(Data extracted from a collection)
= = = =

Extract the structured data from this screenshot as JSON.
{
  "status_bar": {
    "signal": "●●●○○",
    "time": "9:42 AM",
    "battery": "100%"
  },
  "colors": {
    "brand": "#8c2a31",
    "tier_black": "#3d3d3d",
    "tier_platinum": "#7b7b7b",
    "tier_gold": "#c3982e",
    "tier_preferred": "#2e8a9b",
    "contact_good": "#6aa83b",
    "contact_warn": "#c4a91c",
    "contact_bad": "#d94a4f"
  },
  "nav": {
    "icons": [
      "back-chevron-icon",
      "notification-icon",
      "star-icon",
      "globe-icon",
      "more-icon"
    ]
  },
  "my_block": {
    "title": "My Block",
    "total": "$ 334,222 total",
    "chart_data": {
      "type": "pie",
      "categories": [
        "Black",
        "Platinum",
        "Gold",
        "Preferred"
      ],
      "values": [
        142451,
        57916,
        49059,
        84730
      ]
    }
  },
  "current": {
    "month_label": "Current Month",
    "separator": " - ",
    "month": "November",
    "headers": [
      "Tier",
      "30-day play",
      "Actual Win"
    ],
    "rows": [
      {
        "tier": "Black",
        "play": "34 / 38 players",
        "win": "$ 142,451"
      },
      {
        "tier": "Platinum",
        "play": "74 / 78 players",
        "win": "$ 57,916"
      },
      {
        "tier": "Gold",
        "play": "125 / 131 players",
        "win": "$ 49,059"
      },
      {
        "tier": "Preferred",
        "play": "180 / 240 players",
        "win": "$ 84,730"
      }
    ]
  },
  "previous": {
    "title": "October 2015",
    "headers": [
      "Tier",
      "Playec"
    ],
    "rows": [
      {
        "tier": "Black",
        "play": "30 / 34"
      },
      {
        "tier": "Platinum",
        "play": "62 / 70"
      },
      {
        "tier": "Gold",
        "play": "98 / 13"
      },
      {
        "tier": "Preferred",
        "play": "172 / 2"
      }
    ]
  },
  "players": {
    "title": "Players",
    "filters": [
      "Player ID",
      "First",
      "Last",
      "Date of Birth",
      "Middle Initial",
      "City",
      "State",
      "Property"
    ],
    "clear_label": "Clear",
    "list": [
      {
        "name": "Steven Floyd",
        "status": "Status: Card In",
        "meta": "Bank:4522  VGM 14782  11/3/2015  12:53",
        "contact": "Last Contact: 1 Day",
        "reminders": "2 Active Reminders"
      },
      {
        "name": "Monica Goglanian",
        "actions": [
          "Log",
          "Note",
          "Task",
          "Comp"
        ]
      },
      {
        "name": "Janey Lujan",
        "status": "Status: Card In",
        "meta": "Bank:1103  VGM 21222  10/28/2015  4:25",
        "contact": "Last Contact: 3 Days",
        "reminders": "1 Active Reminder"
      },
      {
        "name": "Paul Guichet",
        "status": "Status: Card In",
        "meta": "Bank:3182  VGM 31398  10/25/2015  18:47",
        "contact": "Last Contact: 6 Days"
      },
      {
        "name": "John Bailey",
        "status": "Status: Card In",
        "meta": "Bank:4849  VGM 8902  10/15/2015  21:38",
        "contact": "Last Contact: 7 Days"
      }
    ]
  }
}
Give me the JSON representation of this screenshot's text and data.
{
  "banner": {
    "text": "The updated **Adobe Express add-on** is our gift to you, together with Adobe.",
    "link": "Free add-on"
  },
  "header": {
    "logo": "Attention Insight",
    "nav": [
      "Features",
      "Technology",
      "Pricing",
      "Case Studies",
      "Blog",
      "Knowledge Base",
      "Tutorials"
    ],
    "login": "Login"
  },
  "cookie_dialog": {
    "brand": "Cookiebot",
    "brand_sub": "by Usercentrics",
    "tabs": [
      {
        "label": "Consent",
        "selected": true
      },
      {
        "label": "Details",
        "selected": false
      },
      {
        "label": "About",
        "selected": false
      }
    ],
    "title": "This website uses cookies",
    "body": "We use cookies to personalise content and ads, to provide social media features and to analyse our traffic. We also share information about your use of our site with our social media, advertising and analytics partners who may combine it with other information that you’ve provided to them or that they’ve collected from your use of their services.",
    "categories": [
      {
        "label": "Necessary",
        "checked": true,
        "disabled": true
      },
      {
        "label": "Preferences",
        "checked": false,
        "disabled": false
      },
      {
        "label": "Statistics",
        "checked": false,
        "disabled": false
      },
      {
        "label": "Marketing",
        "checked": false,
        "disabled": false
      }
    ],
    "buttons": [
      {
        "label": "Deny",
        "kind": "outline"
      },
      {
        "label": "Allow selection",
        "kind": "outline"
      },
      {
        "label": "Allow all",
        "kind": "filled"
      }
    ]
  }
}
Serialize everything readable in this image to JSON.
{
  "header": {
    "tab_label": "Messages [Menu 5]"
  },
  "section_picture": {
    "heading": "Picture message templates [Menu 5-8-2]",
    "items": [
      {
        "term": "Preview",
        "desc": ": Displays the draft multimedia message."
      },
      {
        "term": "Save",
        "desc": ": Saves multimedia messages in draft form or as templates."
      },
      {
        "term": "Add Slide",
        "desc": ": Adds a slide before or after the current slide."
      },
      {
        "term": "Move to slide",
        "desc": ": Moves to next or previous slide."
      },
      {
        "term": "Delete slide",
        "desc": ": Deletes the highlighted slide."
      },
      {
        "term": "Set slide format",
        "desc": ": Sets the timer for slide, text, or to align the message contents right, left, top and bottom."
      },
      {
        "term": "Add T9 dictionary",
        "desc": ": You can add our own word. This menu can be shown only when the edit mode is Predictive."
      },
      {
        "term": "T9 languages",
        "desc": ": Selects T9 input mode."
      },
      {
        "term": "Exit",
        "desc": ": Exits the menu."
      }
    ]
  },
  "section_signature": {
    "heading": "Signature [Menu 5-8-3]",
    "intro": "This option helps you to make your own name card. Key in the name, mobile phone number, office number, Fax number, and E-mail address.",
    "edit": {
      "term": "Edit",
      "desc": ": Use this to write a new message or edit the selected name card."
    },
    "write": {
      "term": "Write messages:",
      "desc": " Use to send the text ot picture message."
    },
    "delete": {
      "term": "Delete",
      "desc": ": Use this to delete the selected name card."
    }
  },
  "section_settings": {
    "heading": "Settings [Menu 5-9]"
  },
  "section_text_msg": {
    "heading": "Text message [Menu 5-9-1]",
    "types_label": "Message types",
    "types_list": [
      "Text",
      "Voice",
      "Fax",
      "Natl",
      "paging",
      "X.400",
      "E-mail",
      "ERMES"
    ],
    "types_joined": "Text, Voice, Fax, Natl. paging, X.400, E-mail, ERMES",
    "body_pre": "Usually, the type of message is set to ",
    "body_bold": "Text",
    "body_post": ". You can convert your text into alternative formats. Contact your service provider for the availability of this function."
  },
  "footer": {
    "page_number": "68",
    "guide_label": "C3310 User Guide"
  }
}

= = = =

Copy out all of the records above with nothing altered.

Extract the structured data from this screenshot as JSON.
{
  "status_bar": {
    "signal": "●●●○○",
    "time": "9:42 AM",
    "battery": "100%"
  },
  "colors": {
    "brand": "#8c2a31",
    "tier_black": "#3d3d3d",
    "tier_platinum": "#7b7b7b",
    "tier_gold": "#c3982e",
    "tier_preferred": "#2e8a9b",
    "contact_good": "#6aa83b",
    "contact_warn": "#c4a91c",
    "contact_bad": "#d94a4f"
  },
  "nav": {
    "icons": [
      "back-chevron-icon",
      "notification-icon",
      "star-icon",
      "globe-icon",
      "more-icon"
    ]
  },
  "my_block": {
    "title": "My Block",
    "total": "$ 334,222 total",
    "chart_data": {
      "type": "pie",
      "categories": [
        "Black",
        "Platinum",
        "Gold",
        "Preferred"
      ],
      "values": [
        142451,
        57916,
        49059,
        84730
      ]
    }
  },
  "current": {
    "month_label": "Current Month",
    "separator": " - ",
    "month": "November",
    "headers": [
      "Tier",
      "30-day play",
      "Actual Win"
    ],
    "rows": [
      {
        "tier": "Black",
        "play": "34 / 38 players",
        "win": "$ 142,451"
      },
      {
        "tier": "Platinum",
        "play": "74 / 78 players",
        "win": "$ 57,916"
      },
      {
        "tier": "Gold",
        "play": "125 / 131 players",
        "win": "$ 49,059"
      },
      {
        "tier": "Preferred",
        "play": "180 / 240 players",
        "win": "$ 84,730"
      }
    ]
  },
  "previous": {
    "title": "October 2015",
    "headers": [
      "Tier",
      "Playec"
    ],
    "rows": [
      {
        "tier": "Black",
        "play": "30 / 34"
      },
      {
        "tier": "Platinum",
        "play": "62 / 70"
      },
      {
        "tier": "Gold",
        "play": "98 / 13"
      },
      {
        "tier": "Preferred",
        "play": "172 / 2"
      }
    ]
  },
  "players": {
    "title": "Players",
    "filters": [
      "Player ID",
      "First",
      "Last",
      "Date of Birth",
      "Middle Initial",
      "City",
      "State",
      "Property"
    ],
    "clear_label": "Clear",
    "list": [
      {
        "name": "Steven Floyd",
        "status": "Status: Card In",
        "meta": "Bank:4522  VGM 14782  11/3/2015  12:53",
        "contact": "Last Contact: 1 Day",
        "reminders": "2 Active Reminders"
      },
      {
        "name": "Monica Goglanian",
        "actions": [
          "Log",
          "Note",
          "Task",
          "Comp"
        ]
      },
      {
        "name": "Janey Lujan",
        "status": "Status: Card In",
        "meta": "Bank:1103  VGM 21222  10/28/2015  4:25",
        "contact": "Last Contact: 3 Days",
        "reminders": "1 Active Reminder"
      },
      {
        "name": "Paul Guichet",
        "status": "Status: Card In",
        "meta": "Bank:3182  VGM 31398  10/25/2015  18:47",
        "contact": "Last Contact: 6 Days"
      },
      {
        "name": "John Bailey",
        "status": "Status: Card In",
        "meta": "Bank:4849  VGM 8902  10/15/2015  21:38",
        "contact": "Last Contact: 7 Days"
      }
    ]
  }
}
Give me the JSON representation of this screenshot's text and data.
{
  "banner": {
    "text": "The updated **Adobe Express add-on** is our gift to you, together with Adobe.",
    "link": "Free add-on"
  },
  "header": {
    "logo": "Attention Insight",
    "nav": [
      "Features",
      "Technology",
      "Pricing",
      "Case Studies",
      "Blog",
      "Knowledge Base",
      "Tutorials"
    ],
    "login": "Login"
  },
  "cookie_dialog": {
    "brand": "Cookiebot",
    "brand_sub": "by Usercentrics",
    "tabs": [
      {
        "label": "Consent",
        "selected": true
      },
      {
        "label": "Details",
        "selected": false
      },
      {
        "label": "About",
        "selected": false
      }
    ],
    "title": "This website uses cookies",
    "body": "We use cookies to personalise content and ads, to provide social media features and to analyse our traffic. We also share information about your use of our site with our social media, advertising and analytics partners who may combine it with other information that you’ve provided to them or that they’ve collected from your use of their services.",
    "categories": [
      {
        "label": "Necessary",
        "checked": true,
        "disabled": true
      },
      {
        "label": "Preferences",
        "checked": false,
        "disabled": false
      },
      {
        "label": "Statistics",
        "checked": false,
        "disabled": false
      },
      {
        "label": "Marketing",
        "checked": false,
        "disabled": false
      }
    ],
    "buttons": [
      {
        "label": "Deny",
        "kind": "outline"
      },
      {
        "label": "Allow selection",
        "kind": "outline"
      },
      {
        "label": "Allow all",
        "kind": "filled"
      }
    ]
  }
}
Serialize everything readable in this image to JSON.
{
  "header": {
    "tab_label": "Messages [Menu 5]"
  },
  "section_picture": {
    "heading": "Picture message templates [Menu 5-8-2]",
    "items": [
      {
        "term": "Preview",
        "desc": ": Displays the draft multimedia message."
      },
      {
        "term": "Save",
        "desc": ": Saves multimedia messages in draft form or as templates."
      },
      {
        "term": "Add Slide",
        "desc": ": Adds a slide before or after the current slide."
      },
      {
        "term": "Move to slide",
        "desc": ": Moves to next or previous slide."
      },
      {
        "term": "Delete slide",
        "desc": ": Deletes the highlighted slide."
      },
      {
        "term": "Set slide format",
        "desc": ": Sets the timer for slide, text, or to align the message contents right, left, top and bottom."
      },
      {
        "term": "Add T9 dictionary",
        "desc": ": You can add our own word. This menu can be shown only when the edit mode is Predictive."
      },
      {
        "term": "T9 languages",
        "desc": ": Selects T9 input mode."
      },
      {
        "term": "Exit",
        "desc": ": Exits the menu."
      }
    ]
  },
  "section_signature": {
    "heading": "Signature [Menu 5-8-3]",
    "intro": "This option helps you to make your own name card. Key in the name, mobile phone number, office number, Fax number, and E-mail address.",
    "edit": {
      "term": "Edit",
      "desc": ": Use this to write a new message or edit the selected name card."
    },
    "write": {
      "term": "Write messages:",
      "desc": " Use to send the text ot picture message."
    },
    "delete": {
      "term": "Delete",
      "desc": ": Use this to delete the selected name card."
    }
  },
  "section_settings": {
    "heading": "Settings [Menu 5-9]"
  },
  "section_text_msg": {
    "heading": "Text message [Menu 5-9-1]",
    "types_label": "Message types",
    "types_list": [
      "Text",
      "Voice",
      "Fax",
      "Natl",
      "paging",
      "X.400",
      "E-mail",
      "ERMES"
    ],
    "types_joined": "Text, Voice, Fax, Natl. paging, X.400, E-mail, ERMES",
    "body_pre": "Usually, the type of message is set to ",
    "body_bold": "Text",
    "body_post": ". You can convert your text into alternative formats. Contact your service provider for the availability of this function."
  },
  "footer": {
    "page_number": "68",
    "guide_label": "C3310 User Guide"
  }
}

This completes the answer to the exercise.